━━━ Data in this exercise ━━━
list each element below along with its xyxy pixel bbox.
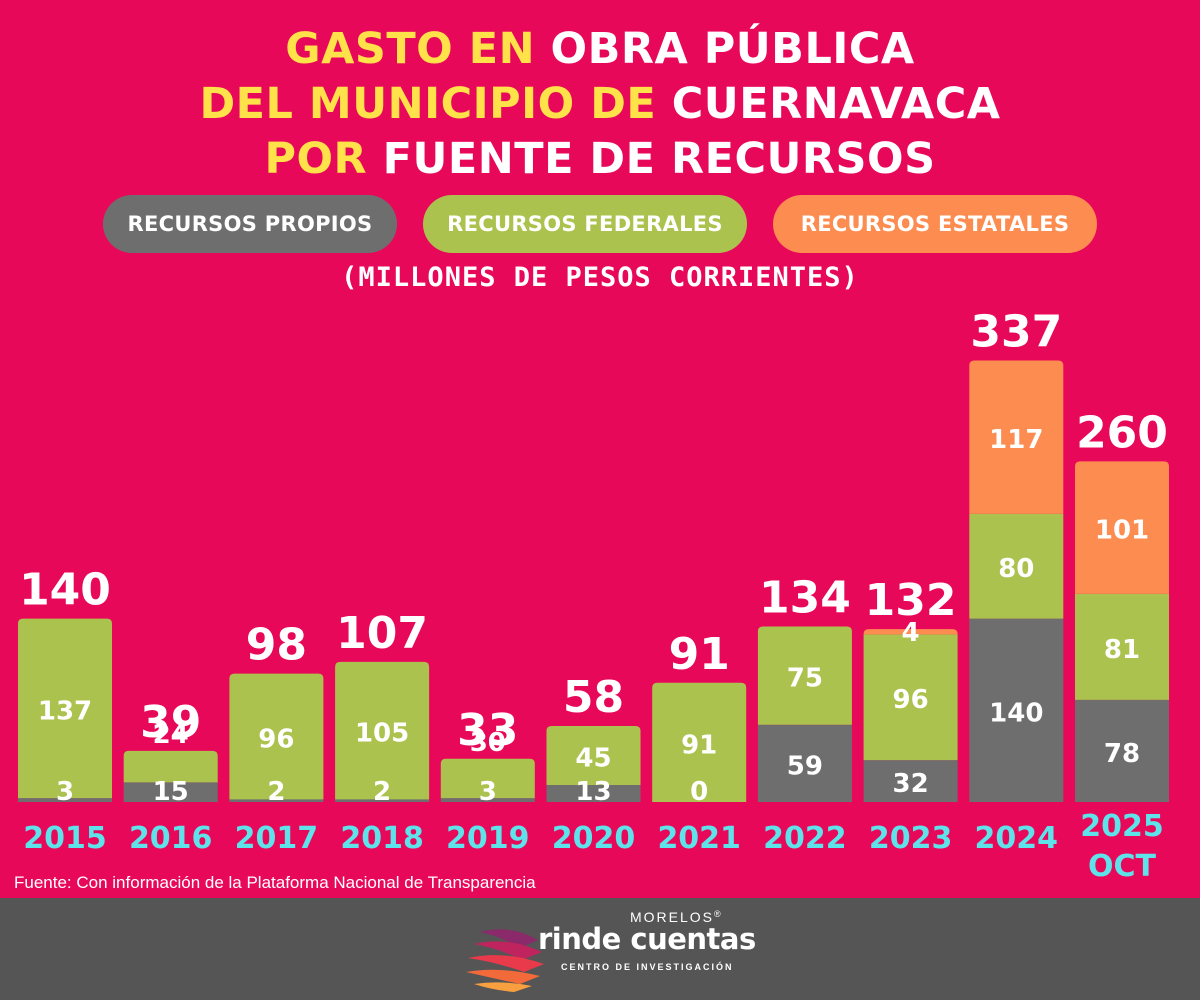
label-estatales-8: 4 <box>902 618 920 648</box>
year-label-2: 2017 <box>235 821 319 856</box>
title-line-3: POR FUENTE DE RECURSOS <box>264 134 936 184</box>
label-estatales-9: 117 <box>989 425 1043 455</box>
label-propios-10: 78 <box>1104 739 1140 769</box>
bar-propios-2019 <box>440 798 535 802</box>
label-federales-2: 96 <box>258 725 294 755</box>
label-propios-9: 140 <box>989 698 1043 728</box>
label-federales-6: 91 <box>681 730 717 760</box>
flower-logo-icon <box>466 929 544 992</box>
bar-federales-2019 <box>440 758 535 799</box>
bar-propios-2025-oct <box>1075 699 1169 802</box>
year-label-5: 2020 <box>552 821 636 856</box>
year-label-6: 2021 <box>657 821 741 856</box>
bar-estatales-2023 <box>863 629 958 635</box>
year-label-10: 2025 <box>1080 809 1164 844</box>
year-label-7: 2022 <box>763 821 847 856</box>
bar-propios-2024 <box>969 618 1064 802</box>
bar-propios-2018 <box>335 799 430 802</box>
total-label-4: 33 <box>457 705 518 756</box>
logo-rinde-cuentas: rinde cuentas <box>538 922 756 956</box>
year-label-9: 2024 <box>975 821 1059 856</box>
year-label-8: 2023 <box>869 821 953 856</box>
bar-estatales-2025-oct <box>1075 461 1169 594</box>
label-propios-2: 2 <box>267 777 285 807</box>
total-label-3: 107 <box>336 608 428 659</box>
total-label-7: 134 <box>759 572 851 623</box>
bar-federales-2020 <box>546 726 641 785</box>
label-federales-1: 24 <box>153 720 189 750</box>
total-label-9: 337 <box>970 307 1062 358</box>
year-label-4: 2019 <box>446 821 530 856</box>
bar-federales-2017 <box>229 673 324 800</box>
year-label-1: 2016 <box>129 821 213 856</box>
total-label-5: 58 <box>563 672 624 723</box>
footer-bar: MORELOS® rinde cuentas CENTRO DE INVESTI… <box>0 898 1200 1000</box>
total-label-1: 39 <box>140 697 201 748</box>
label-federales-3: 105 <box>355 719 409 749</box>
label-propios-7: 59 <box>787 751 823 781</box>
bar-federales-2022 <box>757 626 852 725</box>
bar-propios-2015 <box>18 798 112 802</box>
logo-morelos: MORELOS® <box>630 909 723 925</box>
label-federales-0: 137 <box>38 696 92 726</box>
legend-item-estatales: RECURSOS ESTATALES <box>773 195 1097 253</box>
source-note: Fuente: Con información de la Plataforma… <box>14 873 536 892</box>
bar-federales-2018 <box>335 661 430 800</box>
label-federales-8: 96 <box>893 685 929 715</box>
bar-propios-2022 <box>757 724 852 802</box>
bar-federales-2015 <box>18 618 112 799</box>
label-federales-5: 45 <box>575 743 611 773</box>
bar-propios-2023 <box>863 760 958 802</box>
legend-item-propios: RECURSOS PROPIOS <box>103 195 397 253</box>
chart-legend: RECURSOS PROPIOS RECURSOS FEDERALES RECU… <box>0 195 1200 253</box>
total-label-10: 260 <box>1076 407 1168 458</box>
label-propios-6: 0 <box>690 777 708 807</box>
bar-federales-2025-oct <box>1075 593 1169 700</box>
label-federales-9: 80 <box>998 554 1034 584</box>
year-label-3: 2018 <box>340 821 424 856</box>
bar-federales-2023 <box>863 634 958 761</box>
label-propios-3: 2 <box>373 777 391 807</box>
chart-title: GASTO EN OBRA PÚBLICA DEL MUNICIPIO DE C… <box>0 22 1200 187</box>
legend-item-federales: RECURSOS FEDERALES <box>423 195 747 253</box>
title-line-2: DEL MUNICIPIO DE CUERNAVACA <box>199 79 1001 129</box>
year-label-0: 2015 <box>23 821 107 856</box>
total-label-6: 91 <box>669 629 730 680</box>
label-federales-4: 30 <box>470 728 506 758</box>
total-label-8: 132 <box>865 575 957 626</box>
bar-federales-2016 <box>123 750 218 783</box>
label-propios-1: 15 <box>153 777 189 807</box>
total-label-0: 140 <box>19 565 111 616</box>
bar-propios-2020 <box>546 784 641 802</box>
bar-federales-2021 <box>652 682 747 802</box>
label-estatales-10: 101 <box>1095 516 1149 546</box>
logo-subtitle: CENTRO DE INVESTIGACIÓN <box>561 962 734 972</box>
label-federales-7: 75 <box>787 664 823 694</box>
label-federales-10: 81 <box>1104 635 1140 665</box>
title-line-1: GASTO EN OBRA PÚBLICA <box>285 24 915 74</box>
bar-estatales-2024 <box>969 360 1064 514</box>
total-label-2: 98 <box>246 620 307 671</box>
bar-federales-2024 <box>969 513 1064 619</box>
label-propios-8: 32 <box>893 769 929 799</box>
bar-propios-2016 <box>123 782 218 802</box>
label-propios-4: 3 <box>479 777 497 807</box>
year-sublabel-10: OCT <box>1088 849 1157 884</box>
label-propios-0: 3 <box>56 777 74 807</box>
chart-subtitle: (MILLONES DE PESOS CORRIENTES) <box>341 262 859 293</box>
bar-propios-2017 <box>229 799 324 802</box>
label-propios-5: 13 <box>575 777 611 807</box>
━━━
Your instructions :: Reproduce every line of the items above word for word, but leave out the pictures.

Response below ::
list each element below along with its xyxy pixel bbox.
label-estatales-8: 4 <box>902 618 920 648</box>
year-label-2: 2017 <box>235 821 319 856</box>
title-line-3: POR FUENTE DE RECURSOS <box>264 134 936 184</box>
label-estatales-9: 117 <box>989 425 1043 455</box>
label-propios-10: 78 <box>1104 739 1140 769</box>
bar-propios-2019 <box>440 798 535 802</box>
label-federales-2: 96 <box>258 725 294 755</box>
label-propios-9: 140 <box>989 698 1043 728</box>
label-federales-6: 91 <box>681 730 717 760</box>
flower-logo-icon <box>466 929 544 992</box>
bar-federales-2019 <box>440 758 535 799</box>
bar-propios-2025-oct <box>1075 699 1169 802</box>
year-label-5: 2020 <box>552 821 636 856</box>
year-label-6: 2021 <box>657 821 741 856</box>
bar-estatales-2023 <box>863 629 958 635</box>
year-label-10: 2025 <box>1080 809 1164 844</box>
year-label-7: 2022 <box>763 821 847 856</box>
bar-propios-2024 <box>969 618 1064 802</box>
bar-propios-2018 <box>335 799 430 802</box>
total-label-4: 33 <box>457 705 518 756</box>
logo-rinde-cuentas: rinde cuentas <box>538 922 756 956</box>
year-label-9: 2024 <box>975 821 1059 856</box>
year-label-8: 2023 <box>869 821 953 856</box>
bar-estatales-2025-oct <box>1075 461 1169 594</box>
label-propios-2: 2 <box>267 777 285 807</box>
total-label-3: 107 <box>336 608 428 659</box>
total-label-7: 134 <box>759 572 851 623</box>
bar-federales-2020 <box>546 726 641 785</box>
label-federales-1: 24 <box>153 720 189 750</box>
total-label-9: 337 <box>970 307 1062 358</box>
year-label-4: 2019 <box>446 821 530 856</box>
bar-federales-2017 <box>229 673 324 800</box>
year-label-1: 2016 <box>129 821 213 856</box>
total-label-5: 58 <box>563 672 624 723</box>
footer-bar: MORELOS® rinde cuentas CENTRO DE INVESTI… <box>0 898 1200 1000</box>
total-label-1: 39 <box>140 697 201 748</box>
label-federales-3: 105 <box>355 719 409 749</box>
label-propios-7: 59 <box>787 751 823 781</box>
bar-federales-2022 <box>757 626 852 725</box>
bar-propios-2015 <box>18 798 112 802</box>
logo-morelos: MORELOS® <box>630 909 723 925</box>
label-federales-0: 137 <box>38 696 92 726</box>
legend-item-estatales: RECURSOS ESTATALES <box>773 195 1097 253</box>
source-note: Fuente: Con información de la Plataforma… <box>14 873 536 892</box>
bar-federales-2018 <box>335 661 430 800</box>
label-federales-8: 96 <box>893 685 929 715</box>
bar-propios-2022 <box>757 724 852 802</box>
bar-federales-2015 <box>18 618 112 799</box>
label-federales-5: 45 <box>575 743 611 773</box>
bar-propios-2023 <box>863 760 958 802</box>
legend-item-propios: RECURSOS PROPIOS <box>103 195 397 253</box>
chart-legend: RECURSOS PROPIOS RECURSOS FEDERALES RECU… <box>0 195 1200 253</box>
total-label-10: 260 <box>1076 407 1168 458</box>
label-propios-6: 0 <box>690 777 708 807</box>
bar-federales-2025-oct <box>1075 593 1169 700</box>
label-federales-9: 80 <box>998 554 1034 584</box>
year-label-3: 2018 <box>340 821 424 856</box>
bar-federales-2023 <box>863 634 958 761</box>
label-propios-3: 2 <box>373 777 391 807</box>
chart-title: GASTO EN OBRA PÚBLICA DEL MUNICIPIO DE C… <box>0 22 1200 187</box>
legend-item-federales: RECURSOS FEDERALES <box>423 195 747 253</box>
title-line-2: DEL MUNICIPIO DE CUERNAVACA <box>199 79 1001 129</box>
year-label-0: 2015 <box>23 821 107 856</box>
total-label-6: 91 <box>669 629 730 680</box>
label-federales-4: 30 <box>470 728 506 758</box>
total-label-8: 132 <box>865 575 957 626</box>
bar-federales-2016 <box>123 750 218 783</box>
label-propios-1: 15 <box>153 777 189 807</box>
total-label-0: 140 <box>19 565 111 616</box>
bar-propios-2020 <box>546 784 641 802</box>
bar-federales-2021 <box>652 682 747 802</box>
label-estatales-10: 101 <box>1095 516 1149 546</box>
logo-subtitle: CENTRO DE INVESTIGACIÓN <box>561 962 734 972</box>
label-federales-7: 75 <box>787 664 823 694</box>
label-federales-10: 81 <box>1104 635 1140 665</box>
title-line-1: GASTO EN OBRA PÚBLICA <box>285 24 915 74</box>
bar-estatales-2024 <box>969 360 1064 514</box>
total-label-2: 98 <box>246 620 307 671</box>
bar-federales-2024 <box>969 513 1064 619</box>
label-propios-8: 32 <box>893 769 929 799</box>
bar-propios-2016 <box>123 782 218 802</box>
label-propios-4: 3 <box>479 777 497 807</box>
year-sublabel-10: OCT <box>1088 849 1157 884</box>
label-propios-0: 3 <box>56 777 74 807</box>
chart-subtitle: (MILLONES DE PESOS CORRIENTES) <box>341 262 859 293</box>
bar-propios-2017 <box>229 799 324 802</box>
label-propios-5: 13 <box>575 777 611 807</box>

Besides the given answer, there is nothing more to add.